Entries taken from a collection:
[start]

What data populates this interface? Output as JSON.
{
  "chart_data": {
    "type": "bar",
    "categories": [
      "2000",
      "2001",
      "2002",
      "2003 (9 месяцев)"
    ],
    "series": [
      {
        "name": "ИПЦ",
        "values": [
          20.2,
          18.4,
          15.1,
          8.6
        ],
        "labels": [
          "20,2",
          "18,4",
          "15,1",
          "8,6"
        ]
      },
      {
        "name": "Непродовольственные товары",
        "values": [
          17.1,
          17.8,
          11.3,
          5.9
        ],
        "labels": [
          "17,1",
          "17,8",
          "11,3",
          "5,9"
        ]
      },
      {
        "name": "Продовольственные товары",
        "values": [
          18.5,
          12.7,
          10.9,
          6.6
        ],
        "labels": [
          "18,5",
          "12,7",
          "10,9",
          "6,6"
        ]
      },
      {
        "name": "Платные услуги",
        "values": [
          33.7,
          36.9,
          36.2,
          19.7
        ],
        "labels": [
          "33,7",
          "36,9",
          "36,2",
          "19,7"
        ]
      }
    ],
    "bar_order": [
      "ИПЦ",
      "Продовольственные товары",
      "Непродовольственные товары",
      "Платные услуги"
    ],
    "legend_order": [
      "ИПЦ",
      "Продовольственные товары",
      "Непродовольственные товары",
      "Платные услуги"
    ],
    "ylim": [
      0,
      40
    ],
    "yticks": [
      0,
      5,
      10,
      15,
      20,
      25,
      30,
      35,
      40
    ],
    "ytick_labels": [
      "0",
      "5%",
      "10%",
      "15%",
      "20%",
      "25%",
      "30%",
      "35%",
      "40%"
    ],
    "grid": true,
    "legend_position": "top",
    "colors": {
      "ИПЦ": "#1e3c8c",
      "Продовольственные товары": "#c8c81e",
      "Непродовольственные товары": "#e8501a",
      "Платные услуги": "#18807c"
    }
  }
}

[end]

Copy out each line of the material that holds the word "Платные".

        "name": "Платные услуги",
      "Платные услуги"
      "Платные услуги"
      "Платные услуги": "#18807c"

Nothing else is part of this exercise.